+++ DATA ROWS +++

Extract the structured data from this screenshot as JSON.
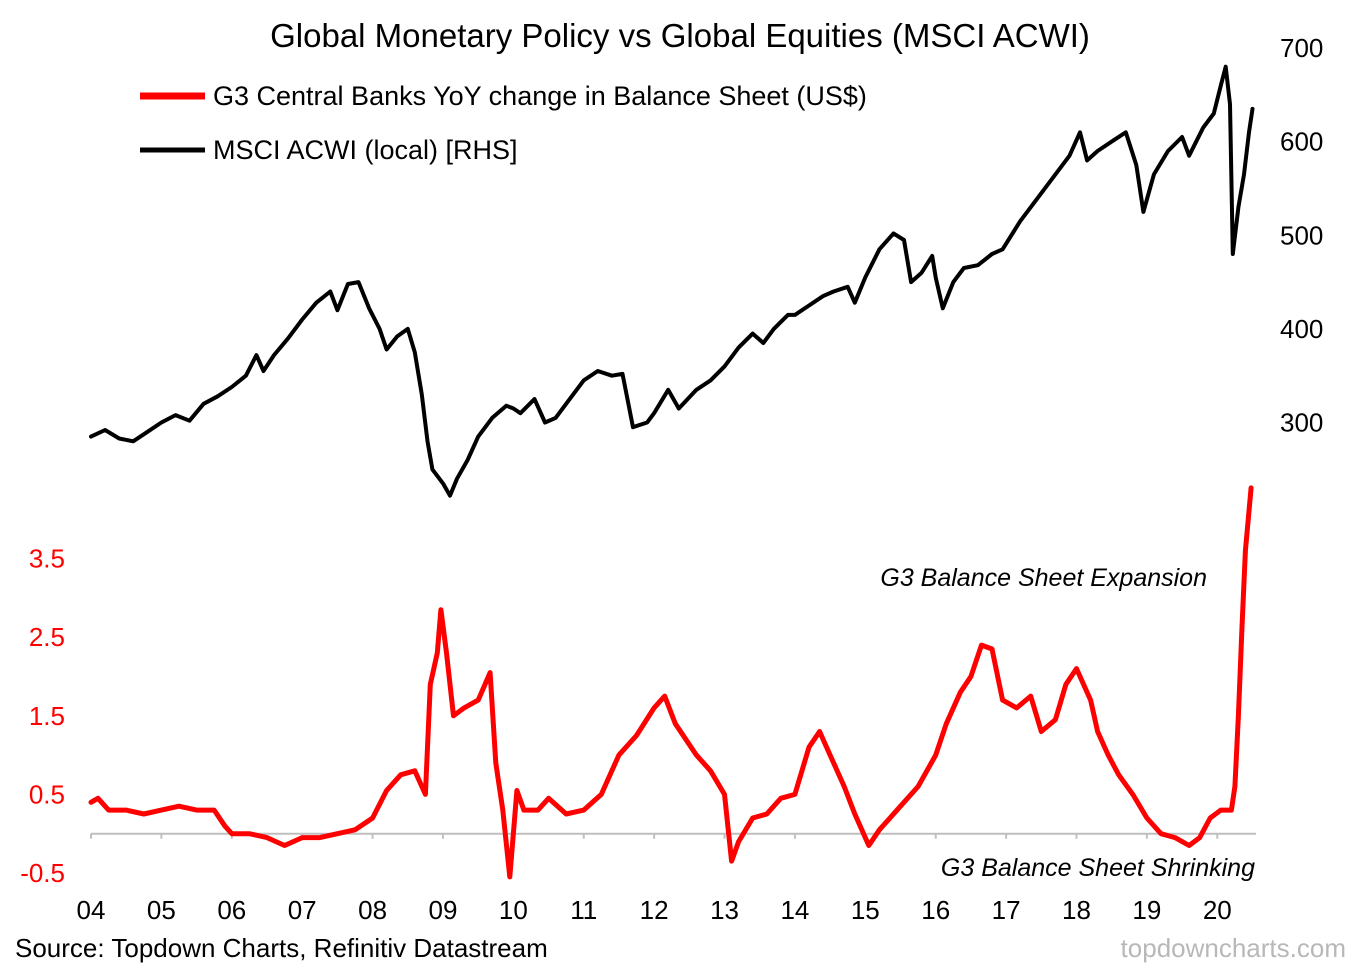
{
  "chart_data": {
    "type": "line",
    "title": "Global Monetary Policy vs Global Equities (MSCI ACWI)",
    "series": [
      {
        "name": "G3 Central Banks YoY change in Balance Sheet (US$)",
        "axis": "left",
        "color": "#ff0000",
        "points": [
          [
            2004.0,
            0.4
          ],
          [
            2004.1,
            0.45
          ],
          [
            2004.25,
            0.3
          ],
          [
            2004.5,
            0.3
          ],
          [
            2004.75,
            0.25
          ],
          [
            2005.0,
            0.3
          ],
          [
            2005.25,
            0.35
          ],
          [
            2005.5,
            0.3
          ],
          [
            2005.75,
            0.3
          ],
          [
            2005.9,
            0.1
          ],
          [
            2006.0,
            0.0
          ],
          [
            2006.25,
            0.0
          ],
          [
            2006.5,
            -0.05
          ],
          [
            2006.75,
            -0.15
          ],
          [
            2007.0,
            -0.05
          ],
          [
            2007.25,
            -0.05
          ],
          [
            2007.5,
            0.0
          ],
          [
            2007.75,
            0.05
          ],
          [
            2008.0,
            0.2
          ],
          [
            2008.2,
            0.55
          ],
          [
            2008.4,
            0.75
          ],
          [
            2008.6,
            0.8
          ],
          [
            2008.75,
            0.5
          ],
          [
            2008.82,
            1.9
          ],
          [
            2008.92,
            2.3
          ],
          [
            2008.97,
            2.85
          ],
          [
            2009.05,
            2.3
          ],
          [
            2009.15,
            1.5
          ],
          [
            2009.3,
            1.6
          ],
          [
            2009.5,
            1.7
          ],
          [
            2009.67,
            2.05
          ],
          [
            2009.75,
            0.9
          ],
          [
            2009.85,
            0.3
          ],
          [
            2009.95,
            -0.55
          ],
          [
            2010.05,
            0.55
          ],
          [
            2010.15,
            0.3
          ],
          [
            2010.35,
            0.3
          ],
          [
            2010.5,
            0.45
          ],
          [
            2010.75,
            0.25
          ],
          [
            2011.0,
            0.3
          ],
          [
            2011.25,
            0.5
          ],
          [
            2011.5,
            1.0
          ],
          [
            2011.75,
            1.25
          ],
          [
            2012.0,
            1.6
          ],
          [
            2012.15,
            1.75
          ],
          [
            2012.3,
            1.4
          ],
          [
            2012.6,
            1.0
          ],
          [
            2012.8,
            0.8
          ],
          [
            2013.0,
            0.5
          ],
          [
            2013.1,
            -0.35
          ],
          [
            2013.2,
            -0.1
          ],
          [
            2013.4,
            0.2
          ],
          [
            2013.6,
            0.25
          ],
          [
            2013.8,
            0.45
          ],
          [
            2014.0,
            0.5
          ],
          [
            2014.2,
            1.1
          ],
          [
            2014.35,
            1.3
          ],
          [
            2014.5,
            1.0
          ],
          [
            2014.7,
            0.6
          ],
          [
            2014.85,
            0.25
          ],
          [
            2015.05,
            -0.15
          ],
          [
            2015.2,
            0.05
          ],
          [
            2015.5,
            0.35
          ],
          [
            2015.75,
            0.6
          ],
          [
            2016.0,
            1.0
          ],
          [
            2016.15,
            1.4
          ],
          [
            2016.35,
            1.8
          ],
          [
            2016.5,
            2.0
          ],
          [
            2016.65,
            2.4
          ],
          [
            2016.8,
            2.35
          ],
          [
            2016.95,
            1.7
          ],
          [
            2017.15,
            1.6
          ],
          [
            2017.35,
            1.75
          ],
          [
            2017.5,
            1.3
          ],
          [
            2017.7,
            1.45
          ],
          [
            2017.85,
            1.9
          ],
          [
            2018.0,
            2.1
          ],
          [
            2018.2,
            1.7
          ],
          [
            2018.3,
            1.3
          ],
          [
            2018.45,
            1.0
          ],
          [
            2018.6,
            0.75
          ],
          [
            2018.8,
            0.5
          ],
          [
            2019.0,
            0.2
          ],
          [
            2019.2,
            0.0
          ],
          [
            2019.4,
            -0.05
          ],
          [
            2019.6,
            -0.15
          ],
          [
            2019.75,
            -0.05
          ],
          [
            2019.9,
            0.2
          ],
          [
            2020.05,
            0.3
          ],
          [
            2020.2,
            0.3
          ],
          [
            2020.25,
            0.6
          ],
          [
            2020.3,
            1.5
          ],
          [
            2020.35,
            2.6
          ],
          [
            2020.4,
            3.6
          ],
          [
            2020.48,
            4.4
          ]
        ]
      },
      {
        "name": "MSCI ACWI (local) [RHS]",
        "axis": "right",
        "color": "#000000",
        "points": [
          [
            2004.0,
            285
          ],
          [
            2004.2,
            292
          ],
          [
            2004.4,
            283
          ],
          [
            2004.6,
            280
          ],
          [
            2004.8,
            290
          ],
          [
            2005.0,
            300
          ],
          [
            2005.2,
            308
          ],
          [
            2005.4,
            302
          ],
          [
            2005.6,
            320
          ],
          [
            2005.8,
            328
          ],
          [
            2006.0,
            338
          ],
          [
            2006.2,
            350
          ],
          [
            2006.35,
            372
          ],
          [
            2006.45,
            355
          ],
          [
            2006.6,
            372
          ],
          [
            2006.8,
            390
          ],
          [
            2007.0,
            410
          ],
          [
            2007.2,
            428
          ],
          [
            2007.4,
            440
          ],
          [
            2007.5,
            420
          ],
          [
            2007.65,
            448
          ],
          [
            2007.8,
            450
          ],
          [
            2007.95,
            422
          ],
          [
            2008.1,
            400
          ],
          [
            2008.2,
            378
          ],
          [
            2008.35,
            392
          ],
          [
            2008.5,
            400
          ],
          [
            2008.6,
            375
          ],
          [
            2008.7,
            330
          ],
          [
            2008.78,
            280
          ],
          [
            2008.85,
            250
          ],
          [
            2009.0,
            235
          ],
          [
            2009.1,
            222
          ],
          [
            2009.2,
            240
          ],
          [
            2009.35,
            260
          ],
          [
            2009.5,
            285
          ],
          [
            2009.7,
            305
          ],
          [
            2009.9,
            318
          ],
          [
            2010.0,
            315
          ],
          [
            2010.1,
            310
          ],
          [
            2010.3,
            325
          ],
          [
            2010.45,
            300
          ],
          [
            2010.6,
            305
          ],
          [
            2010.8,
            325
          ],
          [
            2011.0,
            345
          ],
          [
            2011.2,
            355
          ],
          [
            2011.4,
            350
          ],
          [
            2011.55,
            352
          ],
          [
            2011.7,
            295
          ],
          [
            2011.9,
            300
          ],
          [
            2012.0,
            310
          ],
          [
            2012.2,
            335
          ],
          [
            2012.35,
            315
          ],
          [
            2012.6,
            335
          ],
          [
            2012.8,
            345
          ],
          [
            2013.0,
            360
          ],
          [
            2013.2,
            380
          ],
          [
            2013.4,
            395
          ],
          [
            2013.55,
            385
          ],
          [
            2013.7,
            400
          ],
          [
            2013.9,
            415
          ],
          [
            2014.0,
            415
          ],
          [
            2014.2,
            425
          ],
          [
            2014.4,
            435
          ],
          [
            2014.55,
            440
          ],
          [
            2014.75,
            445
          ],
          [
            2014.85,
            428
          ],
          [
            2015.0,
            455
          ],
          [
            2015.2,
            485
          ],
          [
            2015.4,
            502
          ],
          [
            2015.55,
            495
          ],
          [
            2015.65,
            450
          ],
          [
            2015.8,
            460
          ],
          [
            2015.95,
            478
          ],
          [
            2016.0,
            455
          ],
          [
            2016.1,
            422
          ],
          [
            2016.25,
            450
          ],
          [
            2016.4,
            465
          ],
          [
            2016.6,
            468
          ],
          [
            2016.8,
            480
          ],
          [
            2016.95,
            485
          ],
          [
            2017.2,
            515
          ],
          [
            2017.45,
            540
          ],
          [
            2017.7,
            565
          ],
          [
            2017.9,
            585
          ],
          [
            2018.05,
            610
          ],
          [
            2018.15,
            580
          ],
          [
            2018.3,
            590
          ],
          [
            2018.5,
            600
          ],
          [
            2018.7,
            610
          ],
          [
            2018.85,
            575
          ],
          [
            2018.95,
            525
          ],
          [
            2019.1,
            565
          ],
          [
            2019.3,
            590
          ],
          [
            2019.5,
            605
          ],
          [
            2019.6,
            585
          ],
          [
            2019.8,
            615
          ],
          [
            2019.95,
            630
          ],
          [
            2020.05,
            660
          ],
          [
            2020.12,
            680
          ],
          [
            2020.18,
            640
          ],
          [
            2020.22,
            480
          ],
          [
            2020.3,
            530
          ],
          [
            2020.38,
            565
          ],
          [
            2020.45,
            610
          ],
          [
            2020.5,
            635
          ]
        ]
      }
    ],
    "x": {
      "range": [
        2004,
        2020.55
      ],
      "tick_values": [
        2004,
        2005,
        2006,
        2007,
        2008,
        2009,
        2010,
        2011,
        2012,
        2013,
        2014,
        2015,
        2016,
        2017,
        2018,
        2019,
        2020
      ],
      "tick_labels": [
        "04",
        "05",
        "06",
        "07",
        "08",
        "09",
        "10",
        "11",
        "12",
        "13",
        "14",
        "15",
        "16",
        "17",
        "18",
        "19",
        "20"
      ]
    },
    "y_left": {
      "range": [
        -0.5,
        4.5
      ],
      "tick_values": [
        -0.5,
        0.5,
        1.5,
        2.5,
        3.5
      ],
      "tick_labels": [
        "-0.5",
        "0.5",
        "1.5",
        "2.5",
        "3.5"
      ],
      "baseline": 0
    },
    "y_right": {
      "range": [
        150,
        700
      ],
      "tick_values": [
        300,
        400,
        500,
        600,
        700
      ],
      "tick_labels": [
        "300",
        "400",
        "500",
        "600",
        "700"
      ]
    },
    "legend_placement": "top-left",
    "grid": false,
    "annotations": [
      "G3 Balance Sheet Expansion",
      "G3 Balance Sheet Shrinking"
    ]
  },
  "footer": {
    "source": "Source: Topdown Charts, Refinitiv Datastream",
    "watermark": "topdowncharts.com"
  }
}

+++
+++ DATA ROWS +++

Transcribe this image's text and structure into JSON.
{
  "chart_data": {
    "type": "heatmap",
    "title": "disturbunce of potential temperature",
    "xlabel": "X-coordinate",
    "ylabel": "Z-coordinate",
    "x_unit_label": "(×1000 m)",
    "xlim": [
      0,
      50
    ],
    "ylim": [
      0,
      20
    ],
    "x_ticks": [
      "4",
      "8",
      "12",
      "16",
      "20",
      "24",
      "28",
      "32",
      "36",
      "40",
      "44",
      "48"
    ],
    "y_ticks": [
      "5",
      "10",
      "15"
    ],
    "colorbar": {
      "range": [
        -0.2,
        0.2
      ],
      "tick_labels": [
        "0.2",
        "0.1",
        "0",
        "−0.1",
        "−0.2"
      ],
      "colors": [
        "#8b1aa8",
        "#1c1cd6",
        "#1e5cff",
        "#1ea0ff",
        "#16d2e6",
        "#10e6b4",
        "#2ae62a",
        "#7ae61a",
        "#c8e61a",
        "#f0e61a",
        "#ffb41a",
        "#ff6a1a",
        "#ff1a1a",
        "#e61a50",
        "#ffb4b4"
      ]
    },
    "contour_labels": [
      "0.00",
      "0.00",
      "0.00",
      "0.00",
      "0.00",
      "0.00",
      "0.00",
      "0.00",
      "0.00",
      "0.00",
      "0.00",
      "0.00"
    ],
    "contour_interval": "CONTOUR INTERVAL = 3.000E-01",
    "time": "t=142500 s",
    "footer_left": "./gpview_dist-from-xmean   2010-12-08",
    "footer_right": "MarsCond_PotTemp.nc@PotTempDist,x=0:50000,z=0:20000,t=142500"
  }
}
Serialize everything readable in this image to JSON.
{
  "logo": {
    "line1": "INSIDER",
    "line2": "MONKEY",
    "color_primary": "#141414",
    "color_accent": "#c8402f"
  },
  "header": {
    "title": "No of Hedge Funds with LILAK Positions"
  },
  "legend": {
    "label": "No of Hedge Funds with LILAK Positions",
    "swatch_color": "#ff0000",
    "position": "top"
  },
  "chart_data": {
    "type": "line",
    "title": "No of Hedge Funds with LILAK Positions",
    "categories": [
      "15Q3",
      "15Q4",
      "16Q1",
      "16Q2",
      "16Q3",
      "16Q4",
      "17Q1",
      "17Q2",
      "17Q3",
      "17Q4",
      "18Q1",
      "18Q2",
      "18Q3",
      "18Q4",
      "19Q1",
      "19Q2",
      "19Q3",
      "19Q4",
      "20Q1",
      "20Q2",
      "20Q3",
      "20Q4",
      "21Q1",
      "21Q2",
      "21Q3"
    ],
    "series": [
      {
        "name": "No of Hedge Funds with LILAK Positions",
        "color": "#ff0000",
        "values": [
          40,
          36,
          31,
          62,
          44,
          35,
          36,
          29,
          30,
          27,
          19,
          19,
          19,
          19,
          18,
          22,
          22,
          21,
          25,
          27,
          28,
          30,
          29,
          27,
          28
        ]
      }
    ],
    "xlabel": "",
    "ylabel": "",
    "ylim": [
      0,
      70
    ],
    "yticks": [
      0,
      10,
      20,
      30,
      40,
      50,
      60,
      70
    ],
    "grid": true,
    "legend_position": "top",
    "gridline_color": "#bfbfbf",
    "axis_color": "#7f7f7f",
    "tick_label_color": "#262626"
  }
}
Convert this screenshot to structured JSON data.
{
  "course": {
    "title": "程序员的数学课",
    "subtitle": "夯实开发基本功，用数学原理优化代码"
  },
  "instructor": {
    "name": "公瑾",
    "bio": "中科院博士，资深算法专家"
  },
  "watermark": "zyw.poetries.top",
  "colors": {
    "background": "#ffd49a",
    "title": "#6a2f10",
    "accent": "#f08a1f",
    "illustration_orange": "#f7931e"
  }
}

+++

From the material above, copy each line that includes the word "Hedge".

    "title": "No of Hedge Funds with LILAK Positions"
    "label": "No of Hedge Funds with LILAK Positions",
    "title": "No of Hedge Funds with LILAK Positions",
        "name": "No of Hedge Funds with LILAK Positions",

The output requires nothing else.